> [Written task]:
Print the entries in full, word for word, but not the pictures.

Source records
** start **
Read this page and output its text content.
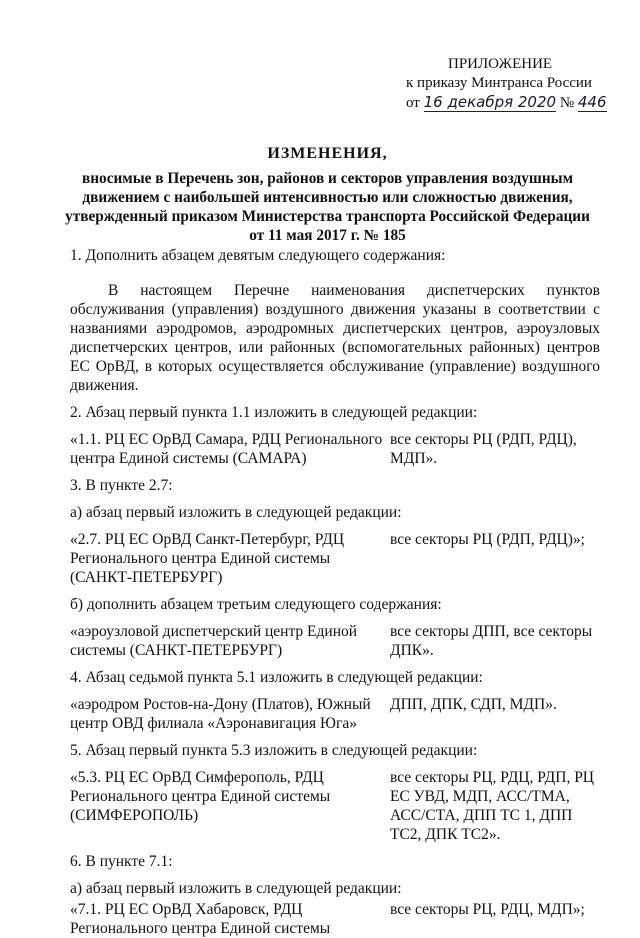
ПРИЛОЖЕНИЕ
к приказу Минтранса России
от 16 декабря 2020 № 446
ИЗМЕНЕНИЯ,
вносимые в Перечень зон, районов и секторов управления воздушным
движением с наибольшей интенсивностью или сложностью движения,
утвержденный приказом Министерства транспорта Российской Федерации
от 11 мая 2017 г. № 185

1. Дополнить абзацем девятым следующего содержания:

В настоящем Перечне наименования диспетчерских пунктов обслуживания (управления) воздушного движения указаны в соответствии с названиями аэродромов, аэродромных диспетчерских центров, аэроузловых диспетчерских центров, или районных (вспомогательных районных) центров ЕС ОрВД, в которых осуществляется обслуживание (управление) воздушного движения.

2. Абзац первый пункта 1.1 изложить в следующей редакции:

«1.1. РЦ ЕС ОрВД Самара, РДЦ Регионального центра Единой системы (САМАРА)
все секторы РЦ (РДП, РДЦ), МДП».

3. В пункте 2.7:

а) абзац первый изложить в следующей редакции:

«2.7. РЦ ЕС ОрВД Санкт-Петербург, РДЦ Регионального центра Единой системы (САНКТ-ПЕТЕРБУРГ)
все секторы РЦ (РДП, РДЦ)»;

б) дополнить абзацем третьим следующего содержания:

«аэроузловой диспетчерский центр Единой системы (САНКТ-ПЕТЕРБУРГ)
все секторы ДПП, все секторы ДПК».

4. Абзац седьмой пункта 5.1 изложить в следующей редакции:

«аэродром Ростов-на-Дону (Платов), Южный центр ОВД филиала «Аэронавигация Юга»
ДПП, ДПК, СДП, МДП».

5. Абзац первый пункта 5.3 изложить в следующей редакции:

«5.3. РЦ ЕС ОрВД Симферополь, РДЦ Регионального центра Единой системы (СИМФЕРОПОЛЬ)
все секторы РЦ, РДЦ, РДП, РЦ ЕС УВД, МДП, АСС/TMA, АСС/СТА, ДПП ТС 1, ДПП ТС2, ДПК ТС2».

6. В пункте 7.1:

а) абзац первый изложить в следующей редакции:

«7.1. РЦ ЕС ОрВД Хабаровск, РДЦ Регионального центра Единой системы
все секторы РЦ, РДЦ, МДП»;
** end **
> [Task response]:
Read this page and output its text content.
ПРИЛОЖЕНИЕ
к приказу Минтранса России
от 16 декабря 2020 № 446
ИЗМЕНЕНИЯ,
вносимые в Перечень зон, районов и секторов управления воздушным
движением с наибольшей интенсивностью или сложностью движения,
утвержденный приказом Министерства транспорта Российской Федерации
от 11 мая 2017 г. № 185

1. Дополнить абзацем девятым следующего содержания:

В настоящем Перечне наименования диспетчерских пунктов обслуживания (управления) воздушного движения указаны в соответствии с названиями аэродромов, аэродромных диспетчерских центров, аэроузловых диспетчерских центров, или районных (вспомогательных районных) центров ЕС ОрВД, в которых осуществляется обслуживание (управление) воздушного движения.

2. Абзац первый пункта 1.1 изложить в следующей редакции:

«1.1. РЦ ЕС ОрВД Самара, РДЦ Регионального центра Единой системы (САМАРА)
все секторы РЦ (РДП, РДЦ), МДП».

3. В пункте 2.7:

а) абзац первый изложить в следующей редакции:

«2.7. РЦ ЕС ОрВД Санкт-Петербург, РДЦ Регионального центра Единой системы (САНКТ-ПЕТЕРБУРГ)
все секторы РЦ (РДП, РДЦ)»;

б) дополнить абзацем третьим следующего содержания:

«аэроузловой диспетчерский центр Единой системы (САНКТ-ПЕТЕРБУРГ)
все секторы ДПП, все секторы ДПК».

4. Абзац седьмой пункта 5.1 изложить в следующей редакции:

«аэродром Ростов-на-Дону (Платов), Южный центр ОВД филиала «Аэронавигация Юга»
ДПП, ДПК, СДП, МДП».

5. Абзац первый пункта 5.3 изложить в следующей редакции:

«5.3. РЦ ЕС ОрВД Симферополь, РДЦ Регионального центра Единой системы (СИМФЕРОПОЛЬ)
все секторы РЦ, РДЦ, РДП, РЦ ЕС УВД, МДП, АСС/TMA, АСС/СТА, ДПП ТС 1, ДПП ТС2, ДПК ТС2».

6. В пункте 7.1:

а) абзац первый изложить в следующей редакции:

«7.1. РЦ ЕС ОрВД Хабаровск, РДЦ Регионального центра Единой системы
все секторы РЦ, РДЦ, МДП»;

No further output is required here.